EXERCISE AIM: The listing below is to be output in its exact form.

[Source data]
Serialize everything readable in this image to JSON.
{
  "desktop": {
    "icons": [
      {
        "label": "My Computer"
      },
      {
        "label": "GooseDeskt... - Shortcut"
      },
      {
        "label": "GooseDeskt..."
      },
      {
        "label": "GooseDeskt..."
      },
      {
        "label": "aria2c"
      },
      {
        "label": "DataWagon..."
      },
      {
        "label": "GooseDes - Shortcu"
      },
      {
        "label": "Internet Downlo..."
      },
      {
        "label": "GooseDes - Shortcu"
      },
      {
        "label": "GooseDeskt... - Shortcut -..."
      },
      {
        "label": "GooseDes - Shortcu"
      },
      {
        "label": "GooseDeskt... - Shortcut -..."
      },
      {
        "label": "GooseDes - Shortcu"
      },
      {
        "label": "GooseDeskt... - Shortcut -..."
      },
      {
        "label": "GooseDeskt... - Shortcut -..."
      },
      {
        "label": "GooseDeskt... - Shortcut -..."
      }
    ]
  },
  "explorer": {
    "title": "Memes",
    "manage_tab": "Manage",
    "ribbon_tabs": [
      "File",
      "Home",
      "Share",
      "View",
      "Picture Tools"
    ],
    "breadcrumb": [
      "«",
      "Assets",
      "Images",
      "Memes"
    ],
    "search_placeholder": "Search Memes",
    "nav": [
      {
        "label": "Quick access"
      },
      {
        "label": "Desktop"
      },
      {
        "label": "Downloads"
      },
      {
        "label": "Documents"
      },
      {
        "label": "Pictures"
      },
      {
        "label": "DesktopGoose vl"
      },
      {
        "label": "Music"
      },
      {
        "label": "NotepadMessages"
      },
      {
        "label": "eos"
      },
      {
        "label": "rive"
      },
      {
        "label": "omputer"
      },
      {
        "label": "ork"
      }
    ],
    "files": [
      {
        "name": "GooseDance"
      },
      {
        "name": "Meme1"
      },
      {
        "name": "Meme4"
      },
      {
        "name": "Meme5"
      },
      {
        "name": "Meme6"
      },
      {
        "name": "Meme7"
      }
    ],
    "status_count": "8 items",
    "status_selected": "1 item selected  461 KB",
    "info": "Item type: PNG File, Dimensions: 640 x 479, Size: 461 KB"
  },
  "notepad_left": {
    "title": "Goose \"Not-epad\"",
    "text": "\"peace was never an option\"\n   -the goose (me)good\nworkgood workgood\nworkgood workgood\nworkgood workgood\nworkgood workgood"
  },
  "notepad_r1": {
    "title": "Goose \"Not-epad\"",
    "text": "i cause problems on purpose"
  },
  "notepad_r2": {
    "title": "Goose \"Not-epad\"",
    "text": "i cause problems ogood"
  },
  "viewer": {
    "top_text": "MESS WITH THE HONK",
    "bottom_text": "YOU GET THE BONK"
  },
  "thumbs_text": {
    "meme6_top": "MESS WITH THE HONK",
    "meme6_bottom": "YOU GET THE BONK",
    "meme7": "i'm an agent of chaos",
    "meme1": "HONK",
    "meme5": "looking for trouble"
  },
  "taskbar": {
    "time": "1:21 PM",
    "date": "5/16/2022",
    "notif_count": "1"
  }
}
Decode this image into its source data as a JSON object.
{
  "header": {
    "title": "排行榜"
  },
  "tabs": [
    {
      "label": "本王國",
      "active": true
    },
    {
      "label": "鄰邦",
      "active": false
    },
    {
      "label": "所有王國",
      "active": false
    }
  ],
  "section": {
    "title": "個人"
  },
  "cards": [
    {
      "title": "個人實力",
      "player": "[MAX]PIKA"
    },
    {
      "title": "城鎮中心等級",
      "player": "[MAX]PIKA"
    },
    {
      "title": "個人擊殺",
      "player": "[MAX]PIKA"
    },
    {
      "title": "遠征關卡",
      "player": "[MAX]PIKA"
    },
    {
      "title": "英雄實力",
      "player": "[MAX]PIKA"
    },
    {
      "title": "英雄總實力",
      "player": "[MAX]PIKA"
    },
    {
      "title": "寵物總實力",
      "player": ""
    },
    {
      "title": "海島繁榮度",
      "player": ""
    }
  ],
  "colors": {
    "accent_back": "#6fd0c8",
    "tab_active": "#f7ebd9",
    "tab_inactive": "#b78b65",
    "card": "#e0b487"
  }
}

SOLUTION BELOW:
Serialize everything readable in this image to JSON.
{
  "desktop": {
    "icons": [
      {
        "label": "My Computer"
      },
      {
        "label": "GooseDeskt... - Shortcut"
      },
      {
        "label": "GooseDeskt..."
      },
      {
        "label": "GooseDeskt..."
      },
      {
        "label": "aria2c"
      },
      {
        "label": "DataWagon..."
      },
      {
        "label": "GooseDes - Shortcu"
      },
      {
        "label": "Internet Downlo..."
      },
      {
        "label": "GooseDes - Shortcu"
      },
      {
        "label": "GooseDeskt... - Shortcut -..."
      },
      {
        "label": "GooseDes - Shortcu"
      },
      {
        "label": "GooseDeskt... - Shortcut -..."
      },
      {
        "label": "GooseDes - Shortcu"
      },
      {
        "label": "GooseDeskt... - Shortcut -..."
      },
      {
        "label": "GooseDeskt... - Shortcut -..."
      },
      {
        "label": "GooseDeskt... - Shortcut -..."
      }
    ]
  },
  "explorer": {
    "title": "Memes",
    "manage_tab": "Manage",
    "ribbon_tabs": [
      "File",
      "Home",
      "Share",
      "View",
      "Picture Tools"
    ],
    "breadcrumb": [
      "«",
      "Assets",
      "Images",
      "Memes"
    ],
    "search_placeholder": "Search Memes",
    "nav": [
      {
        "label": "Quick access"
      },
      {
        "label": "Desktop"
      },
      {
        "label": "Downloads"
      },
      {
        "label": "Documents"
      },
      {
        "label": "Pictures"
      },
      {
        "label": "DesktopGoose vl"
      },
      {
        "label": "Music"
      },
      {
        "label": "NotepadMessages"
      },
      {
        "label": "eos"
      },
      {
        "label": "rive"
      },
      {
        "label": "omputer"
      },
      {
        "label": "ork"
      }
    ],
    "files": [
      {
        "name": "GooseDance"
      },
      {
        "name": "Meme1"
      },
      {
        "name": "Meme4"
      },
      {
        "name": "Meme5"
      },
      {
        "name": "Meme6"
      },
      {
        "name": "Meme7"
      }
    ],
    "status_count": "8 items",
    "status_selected": "1 item selected  461 KB",
    "info": "Item type: PNG File, Dimensions: 640 x 479, Size: 461 KB"
  },
  "notepad_left": {
    "title": "Goose \"Not-epad\"",
    "text": "\"peace was never an option\"\n   -the goose (me)good\nworkgood workgood\nworkgood workgood\nworkgood workgood\nworkgood workgood"
  },
  "notepad_r1": {
    "title": "Goose \"Not-epad\"",
    "text": "i cause problems on purpose"
  },
  "notepad_r2": {
    "title": "Goose \"Not-epad\"",
    "text": "i cause problems ogood"
  },
  "viewer": {
    "top_text": "MESS WITH THE HONK",
    "bottom_text": "YOU GET THE BONK"
  },
  "thumbs_text": {
    "meme6_top": "MESS WITH THE HONK",
    "meme6_bottom": "YOU GET THE BONK",
    "meme7": "i'm an agent of chaos",
    "meme1": "HONK",
    "meme5": "looking for trouble"
  },
  "taskbar": {
    "time": "1:21 PM",
    "date": "5/16/2022",
    "notif_count": "1"
  }
}
Decode this image into its source data as a JSON object.
{
  "header": {
    "title": "排行榜"
  },
  "tabs": [
    {
      "label": "本王國",
      "active": true
    },
    {
      "label": "鄰邦",
      "active": false
    },
    {
      "label": "所有王國",
      "active": false
    }
  ],
  "section": {
    "title": "個人"
  },
  "cards": [
    {
      "title": "個人實力",
      "player": "[MAX]PIKA"
    },
    {
      "title": "城鎮中心等級",
      "player": "[MAX]PIKA"
    },
    {
      "title": "個人擊殺",
      "player": "[MAX]PIKA"
    },
    {
      "title": "遠征關卡",
      "player": "[MAX]PIKA"
    },
    {
      "title": "英雄實力",
      "player": "[MAX]PIKA"
    },
    {
      "title": "英雄總實力",
      "player": "[MAX]PIKA"
    },
    {
      "title": "寵物總實力",
      "player": ""
    },
    {
      "title": "海島繁榮度",
      "player": ""
    }
  ],
  "colors": {
    "accent_back": "#6fd0c8",
    "tab_active": "#f7ebd9",
    "tab_inactive": "#b78b65",
    "card": "#e0b487"
  }
}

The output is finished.